Exercise instructions
Reproduce every line in the listing that contains the word "load".

--- start of Extracted information ---

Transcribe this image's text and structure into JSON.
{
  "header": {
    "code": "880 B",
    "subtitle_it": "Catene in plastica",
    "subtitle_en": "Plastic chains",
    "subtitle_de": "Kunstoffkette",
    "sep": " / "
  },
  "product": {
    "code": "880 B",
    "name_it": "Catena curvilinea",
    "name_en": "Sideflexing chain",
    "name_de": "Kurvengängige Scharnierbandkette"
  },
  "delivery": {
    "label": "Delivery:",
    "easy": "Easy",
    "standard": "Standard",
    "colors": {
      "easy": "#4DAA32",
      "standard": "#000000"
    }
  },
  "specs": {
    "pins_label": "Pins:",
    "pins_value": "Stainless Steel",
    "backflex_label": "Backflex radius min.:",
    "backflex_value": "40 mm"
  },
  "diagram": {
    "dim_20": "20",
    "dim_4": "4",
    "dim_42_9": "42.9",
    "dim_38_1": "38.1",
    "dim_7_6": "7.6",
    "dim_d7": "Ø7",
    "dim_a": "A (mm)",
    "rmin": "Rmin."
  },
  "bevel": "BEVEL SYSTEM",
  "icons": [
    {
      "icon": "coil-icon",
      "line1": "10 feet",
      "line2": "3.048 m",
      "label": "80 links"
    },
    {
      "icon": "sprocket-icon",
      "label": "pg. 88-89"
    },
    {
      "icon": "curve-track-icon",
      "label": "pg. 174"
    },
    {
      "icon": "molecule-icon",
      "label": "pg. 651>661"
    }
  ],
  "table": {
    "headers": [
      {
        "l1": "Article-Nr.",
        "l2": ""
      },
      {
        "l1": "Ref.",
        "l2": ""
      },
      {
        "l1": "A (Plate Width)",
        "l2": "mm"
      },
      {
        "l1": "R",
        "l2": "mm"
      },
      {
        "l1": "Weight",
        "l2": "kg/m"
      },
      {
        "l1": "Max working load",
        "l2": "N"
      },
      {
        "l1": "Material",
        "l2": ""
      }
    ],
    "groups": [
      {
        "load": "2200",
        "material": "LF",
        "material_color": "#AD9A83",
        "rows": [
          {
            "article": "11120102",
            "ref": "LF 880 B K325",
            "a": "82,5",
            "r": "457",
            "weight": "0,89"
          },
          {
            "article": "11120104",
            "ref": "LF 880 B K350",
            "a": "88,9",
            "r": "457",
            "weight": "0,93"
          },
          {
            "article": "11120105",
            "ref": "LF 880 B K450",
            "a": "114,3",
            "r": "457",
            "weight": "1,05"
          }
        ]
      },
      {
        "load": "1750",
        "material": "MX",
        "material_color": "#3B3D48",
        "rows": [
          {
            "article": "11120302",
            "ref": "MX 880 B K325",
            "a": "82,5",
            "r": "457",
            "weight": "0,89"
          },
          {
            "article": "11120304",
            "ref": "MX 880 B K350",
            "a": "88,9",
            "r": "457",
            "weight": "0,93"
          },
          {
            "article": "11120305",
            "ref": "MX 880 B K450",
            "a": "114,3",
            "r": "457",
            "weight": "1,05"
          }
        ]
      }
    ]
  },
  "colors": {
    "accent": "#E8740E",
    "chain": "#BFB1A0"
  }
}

--- end of Extracted information ---

Response to this task
        "l1": "Max working load",
        "load": "2200",
        "load": "1750",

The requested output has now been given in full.